* start Article *

When I wrote about good modules and bad modules, I mentioned that an indication of a "bad" module was when it was used to extract code for the sake of code extraction. This usually results in a module that is only being mixed into one class.
When I published the article, I had lots of support from people intimately familiar with the internals of many popular libraries like Active Record, agreeing that such extraction is not helpful and would eventually harm a project. I also had people rise up to defend their use of modules.
This gave me more time to reflect on my views and how I expressed them. I realized that while I casually mentioned some of the problem's "readability," "complexity," and "maintainability," I didn't do much to explain why modules made this harder. I took my experience for granted, and readers deserve more.

* end Article *

_What this exercise asks_
[1] In the essay on modules, swap "class" for "object" and give the passage from "When I wrote" to "into one class.".
[2] Can you condense the paragraph of the essay on modules that begins "When I published the article" into a short bulleted list that keeps its main facts?
[3] Take the essay on modules further, continuing on from its final sentence.
These entries come from a separate source.

* start Records shown *

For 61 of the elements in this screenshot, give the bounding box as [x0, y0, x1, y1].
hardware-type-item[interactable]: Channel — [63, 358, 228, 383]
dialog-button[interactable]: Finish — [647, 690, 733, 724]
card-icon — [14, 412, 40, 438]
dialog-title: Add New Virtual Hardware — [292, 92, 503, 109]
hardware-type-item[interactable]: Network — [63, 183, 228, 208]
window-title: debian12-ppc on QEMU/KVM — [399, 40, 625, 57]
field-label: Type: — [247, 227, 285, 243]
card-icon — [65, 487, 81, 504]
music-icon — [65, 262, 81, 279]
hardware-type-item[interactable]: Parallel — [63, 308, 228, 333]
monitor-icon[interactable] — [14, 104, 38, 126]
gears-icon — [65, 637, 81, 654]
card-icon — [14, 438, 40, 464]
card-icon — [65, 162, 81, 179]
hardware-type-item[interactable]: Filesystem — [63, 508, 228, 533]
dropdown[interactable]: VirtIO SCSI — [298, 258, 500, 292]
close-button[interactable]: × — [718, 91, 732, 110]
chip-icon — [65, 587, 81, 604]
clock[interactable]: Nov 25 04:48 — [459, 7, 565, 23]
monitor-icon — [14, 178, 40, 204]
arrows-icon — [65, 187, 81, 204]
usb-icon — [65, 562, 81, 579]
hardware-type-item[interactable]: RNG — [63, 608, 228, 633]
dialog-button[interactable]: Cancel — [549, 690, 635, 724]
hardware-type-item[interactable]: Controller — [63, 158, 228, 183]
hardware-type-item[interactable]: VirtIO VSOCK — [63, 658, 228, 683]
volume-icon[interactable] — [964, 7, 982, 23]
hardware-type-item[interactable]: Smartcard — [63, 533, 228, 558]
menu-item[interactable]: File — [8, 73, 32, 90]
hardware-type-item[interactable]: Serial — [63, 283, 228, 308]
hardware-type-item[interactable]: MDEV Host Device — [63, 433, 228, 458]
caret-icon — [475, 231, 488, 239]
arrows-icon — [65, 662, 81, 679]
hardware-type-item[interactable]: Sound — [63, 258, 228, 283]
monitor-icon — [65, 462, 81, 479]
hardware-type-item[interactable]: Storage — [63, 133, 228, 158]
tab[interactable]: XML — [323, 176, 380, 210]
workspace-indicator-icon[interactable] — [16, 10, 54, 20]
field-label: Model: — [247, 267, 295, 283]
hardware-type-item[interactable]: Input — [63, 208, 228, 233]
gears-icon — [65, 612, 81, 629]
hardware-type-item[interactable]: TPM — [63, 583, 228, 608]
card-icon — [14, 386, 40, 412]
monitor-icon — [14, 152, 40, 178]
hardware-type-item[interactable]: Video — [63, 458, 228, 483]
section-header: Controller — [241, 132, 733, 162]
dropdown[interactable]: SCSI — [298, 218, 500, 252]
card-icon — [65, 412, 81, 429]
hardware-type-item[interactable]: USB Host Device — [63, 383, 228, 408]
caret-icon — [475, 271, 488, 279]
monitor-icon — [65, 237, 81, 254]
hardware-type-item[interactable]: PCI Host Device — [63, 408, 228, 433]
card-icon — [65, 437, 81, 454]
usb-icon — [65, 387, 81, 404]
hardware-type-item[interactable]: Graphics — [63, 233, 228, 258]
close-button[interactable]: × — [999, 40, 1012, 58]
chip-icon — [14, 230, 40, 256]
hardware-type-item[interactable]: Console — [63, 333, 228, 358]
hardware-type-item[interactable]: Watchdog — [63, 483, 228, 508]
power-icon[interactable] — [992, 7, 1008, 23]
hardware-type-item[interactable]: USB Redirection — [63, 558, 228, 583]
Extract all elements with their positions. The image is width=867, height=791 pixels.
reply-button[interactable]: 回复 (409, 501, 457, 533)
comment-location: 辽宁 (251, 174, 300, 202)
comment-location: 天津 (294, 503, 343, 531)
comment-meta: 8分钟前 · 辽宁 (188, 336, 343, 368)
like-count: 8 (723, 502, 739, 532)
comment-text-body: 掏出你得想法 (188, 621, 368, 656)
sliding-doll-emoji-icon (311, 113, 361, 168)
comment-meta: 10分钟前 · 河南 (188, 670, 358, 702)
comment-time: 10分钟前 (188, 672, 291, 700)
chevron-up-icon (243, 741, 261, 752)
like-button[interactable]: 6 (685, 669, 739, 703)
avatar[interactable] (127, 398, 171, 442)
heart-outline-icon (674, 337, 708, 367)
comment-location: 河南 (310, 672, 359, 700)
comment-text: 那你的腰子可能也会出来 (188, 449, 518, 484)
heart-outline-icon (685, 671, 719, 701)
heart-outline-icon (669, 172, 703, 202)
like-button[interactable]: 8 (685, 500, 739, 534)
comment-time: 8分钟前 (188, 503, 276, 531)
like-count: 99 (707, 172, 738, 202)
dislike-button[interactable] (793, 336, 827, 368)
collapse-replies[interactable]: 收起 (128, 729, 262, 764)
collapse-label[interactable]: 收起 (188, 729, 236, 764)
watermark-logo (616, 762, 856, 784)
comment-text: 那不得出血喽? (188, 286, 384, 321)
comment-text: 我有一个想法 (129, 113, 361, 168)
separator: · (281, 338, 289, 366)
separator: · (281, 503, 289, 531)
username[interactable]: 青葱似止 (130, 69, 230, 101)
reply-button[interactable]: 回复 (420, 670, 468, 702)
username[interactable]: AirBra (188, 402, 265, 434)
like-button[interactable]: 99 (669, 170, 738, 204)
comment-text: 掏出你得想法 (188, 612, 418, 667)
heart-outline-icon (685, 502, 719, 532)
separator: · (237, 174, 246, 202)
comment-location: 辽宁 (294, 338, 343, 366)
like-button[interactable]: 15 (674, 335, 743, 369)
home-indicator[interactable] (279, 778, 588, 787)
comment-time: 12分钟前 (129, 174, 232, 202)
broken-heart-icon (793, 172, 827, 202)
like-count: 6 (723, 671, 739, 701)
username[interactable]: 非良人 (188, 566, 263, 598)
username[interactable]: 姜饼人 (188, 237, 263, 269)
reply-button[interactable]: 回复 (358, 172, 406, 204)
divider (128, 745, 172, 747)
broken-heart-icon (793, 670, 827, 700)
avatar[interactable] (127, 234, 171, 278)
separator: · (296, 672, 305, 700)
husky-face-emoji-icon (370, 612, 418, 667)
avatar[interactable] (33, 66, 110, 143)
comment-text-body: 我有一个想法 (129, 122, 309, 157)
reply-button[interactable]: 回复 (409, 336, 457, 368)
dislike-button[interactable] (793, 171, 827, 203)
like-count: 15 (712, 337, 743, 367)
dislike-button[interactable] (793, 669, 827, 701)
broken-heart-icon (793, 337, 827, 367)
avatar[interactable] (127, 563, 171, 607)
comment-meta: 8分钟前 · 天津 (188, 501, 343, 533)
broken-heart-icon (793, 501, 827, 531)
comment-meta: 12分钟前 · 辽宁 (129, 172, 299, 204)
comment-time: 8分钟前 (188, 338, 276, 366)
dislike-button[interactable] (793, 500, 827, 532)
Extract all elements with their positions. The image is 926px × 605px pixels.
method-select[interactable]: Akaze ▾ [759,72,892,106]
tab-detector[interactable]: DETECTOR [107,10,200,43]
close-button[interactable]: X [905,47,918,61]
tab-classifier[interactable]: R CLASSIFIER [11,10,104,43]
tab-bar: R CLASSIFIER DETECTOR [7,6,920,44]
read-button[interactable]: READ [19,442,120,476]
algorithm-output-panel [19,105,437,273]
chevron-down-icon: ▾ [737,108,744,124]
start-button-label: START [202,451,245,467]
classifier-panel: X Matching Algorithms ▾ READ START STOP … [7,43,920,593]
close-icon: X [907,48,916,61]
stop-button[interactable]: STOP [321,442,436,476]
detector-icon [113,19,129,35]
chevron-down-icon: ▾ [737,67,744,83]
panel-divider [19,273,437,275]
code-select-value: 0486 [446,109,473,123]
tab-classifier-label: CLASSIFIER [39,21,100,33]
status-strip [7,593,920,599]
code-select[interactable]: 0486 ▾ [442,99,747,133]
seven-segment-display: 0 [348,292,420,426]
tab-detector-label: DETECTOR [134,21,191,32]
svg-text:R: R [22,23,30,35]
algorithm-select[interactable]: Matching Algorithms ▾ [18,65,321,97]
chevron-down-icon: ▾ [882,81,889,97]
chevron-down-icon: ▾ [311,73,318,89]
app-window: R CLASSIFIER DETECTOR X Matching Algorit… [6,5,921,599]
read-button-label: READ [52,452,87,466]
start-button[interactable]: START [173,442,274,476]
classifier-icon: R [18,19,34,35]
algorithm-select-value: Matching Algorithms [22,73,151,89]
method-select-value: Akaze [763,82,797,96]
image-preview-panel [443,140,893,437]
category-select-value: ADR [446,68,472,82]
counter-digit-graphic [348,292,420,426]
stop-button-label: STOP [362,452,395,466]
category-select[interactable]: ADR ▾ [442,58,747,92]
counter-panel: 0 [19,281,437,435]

* end Records shown *

_Answers below_
[1]
When I wrote about good modules and bad modules, I mentioned that an indication of a "bad" module was when it was used to extract code for the sake of code extraction. This usually results in a module that is only being mixed into one object.

[2]
- People closely familiar with the internals of popular libraries like Active Record supported the article.
- They agreed that such extraction is not helpful and would eventually harm a project.
- Others rose up to defend their use of modules.

[3]
I've long used concerns to break a class into smaller modules. I recently discovered that Rails encourages this behavior by allowing inline concerns in your code. At first glance, this looks like it could be useful, but let's not be so quick. Here is an example of a one-off module:
class Todo # Other todo implementation # ... module EventTracking extend ActiveSupport::Concern included do has_many :events before_create :track_creation after_destroy :track_deletion end def notify_next! # end private def track_creation # ... end end include EventTracking end
As written I don't have too many problems with it, other than it doesn't need to be written as a module in the first place. We're only using it in one place; so why do we need to introduce include
-ing a module (a form of multiple inheritance) to do this? It can be rewritten in fewer lines of code without the module.
I touched on this in the previous article. The reason here though is to eventually extract this module into another file. From the docs of the "inline concerns":
Once our chunk of behavior starts pushing the scroll-to-understand-it boundary, we give in and move it to a separate file. At this size, the increased overhead can be a reasonable tradeoff even if it reduces our at-a-glance perception of how things work.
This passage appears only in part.